Task details:
Lay out the entries below as a numbered list, leaving out any blank lines.

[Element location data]
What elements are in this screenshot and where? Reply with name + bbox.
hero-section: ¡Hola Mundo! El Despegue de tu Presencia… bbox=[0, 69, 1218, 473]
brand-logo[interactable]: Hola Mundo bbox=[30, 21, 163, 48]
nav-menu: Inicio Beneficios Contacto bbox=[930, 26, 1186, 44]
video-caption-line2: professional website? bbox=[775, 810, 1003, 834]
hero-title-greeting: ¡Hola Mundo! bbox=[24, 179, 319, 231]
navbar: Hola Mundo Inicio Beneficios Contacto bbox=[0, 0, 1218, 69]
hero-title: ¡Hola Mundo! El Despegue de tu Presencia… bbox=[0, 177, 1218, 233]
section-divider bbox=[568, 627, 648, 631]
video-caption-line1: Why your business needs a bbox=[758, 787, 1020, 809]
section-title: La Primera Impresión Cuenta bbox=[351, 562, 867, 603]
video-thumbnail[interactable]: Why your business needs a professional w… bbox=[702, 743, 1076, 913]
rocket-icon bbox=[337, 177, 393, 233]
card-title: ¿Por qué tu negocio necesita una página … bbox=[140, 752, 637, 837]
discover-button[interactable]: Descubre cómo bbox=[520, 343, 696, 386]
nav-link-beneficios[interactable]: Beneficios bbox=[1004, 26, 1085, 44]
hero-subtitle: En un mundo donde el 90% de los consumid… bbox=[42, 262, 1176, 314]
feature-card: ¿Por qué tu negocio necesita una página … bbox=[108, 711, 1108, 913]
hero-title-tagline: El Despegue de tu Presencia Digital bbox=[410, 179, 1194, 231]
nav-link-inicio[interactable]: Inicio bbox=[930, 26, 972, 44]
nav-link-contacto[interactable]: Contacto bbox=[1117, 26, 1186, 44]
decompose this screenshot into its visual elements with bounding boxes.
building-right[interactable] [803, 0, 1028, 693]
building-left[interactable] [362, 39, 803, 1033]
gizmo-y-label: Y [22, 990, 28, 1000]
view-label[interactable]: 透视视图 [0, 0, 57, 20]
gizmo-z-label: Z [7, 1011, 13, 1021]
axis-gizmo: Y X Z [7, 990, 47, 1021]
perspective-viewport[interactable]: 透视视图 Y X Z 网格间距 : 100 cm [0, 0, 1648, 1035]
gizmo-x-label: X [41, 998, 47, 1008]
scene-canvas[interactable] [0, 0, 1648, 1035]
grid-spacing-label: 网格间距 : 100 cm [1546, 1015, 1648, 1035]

Finished answer:
1. What elements are in this screenshot and where? Reply with name + bbox.
2. hero-section: ¡Hola Mundo! El Despegue de tu Presencia… bbox=[0, 69, 1218, 473]
3. brand-logo[interactable]: Hola Mundo bbox=[30, 21, 163, 48]
4. nav-menu: Inicio Beneficios Contacto bbox=[930, 26, 1186, 44]
5. video-caption-line2: professional website? bbox=[775, 810, 1003, 834]
6. hero-title-greeting: ¡Hola Mundo! bbox=[24, 179, 319, 231]
7. navbar: Hola Mundo Inicio Beneficios Contacto bbox=[0, 0, 1218, 69]
8. hero-title: ¡Hola Mundo! El Despegue de tu Presencia… bbox=[0, 177, 1218, 233]
9. section-divider bbox=[568, 627, 648, 631]
10. video-caption-line1: Why your business needs a bbox=[758, 787, 1020, 809]
11. section-title: La Primera Impresión Cuenta bbox=[351, 562, 867, 603]
12. video-thumbnail[interactable]: Why your business needs a professional w… bbox=[702, 743, 1076, 913]
13. rocket-icon bbox=[337, 177, 393, 233]
14. card-title: ¿Por qué tu negocio necesita una página … bbox=[140, 752, 637, 837]
15. discover-button[interactable]: Descubre cómo bbox=[520, 343, 696, 386]
16. nav-link-beneficios[interactable]: Beneficios bbox=[1004, 26, 1085, 44]
17. hero-subtitle: En un mundo donde el 90% de los consumid… bbox=[42, 262, 1176, 314]
18. feature-card: ¿Por qué tu negocio necesita una página … bbox=[108, 711, 1108, 913]
19. hero-title-tagline: El Despegue de tu Presencia Digital bbox=[410, 179, 1194, 231]
20. nav-link-inicio[interactable]: Inicio bbox=[930, 26, 972, 44]
21. nav-link-contacto[interactable]: Contacto bbox=[1117, 26, 1186, 44]
22. decompose this screenshot into its visual elements with bounding boxes.
23. building-right[interactable] [803, 0, 1028, 693]
24. building-left[interactable] [362, 39, 803, 1033]
25. gizmo-y-label: Y [22, 990, 28, 1000]
26. view-label[interactable]: 透视视图 [0, 0, 57, 20]
27. gizmo-z-label: Z [7, 1011, 13, 1021]
28. axis-gizmo: Y X Z [7, 990, 47, 1021]
29. perspective-viewport[interactable]: 透视视图 Y X Z 网格间距 : 100 cm [0, 0, 1648, 1035]
30. gizmo-x-label: X [41, 998, 47, 1008]
31. scene-canvas[interactable] [0, 0, 1648, 1035]
32. grid-spacing-label: 网格间距 : 100 cm [1546, 1015, 1648, 1035]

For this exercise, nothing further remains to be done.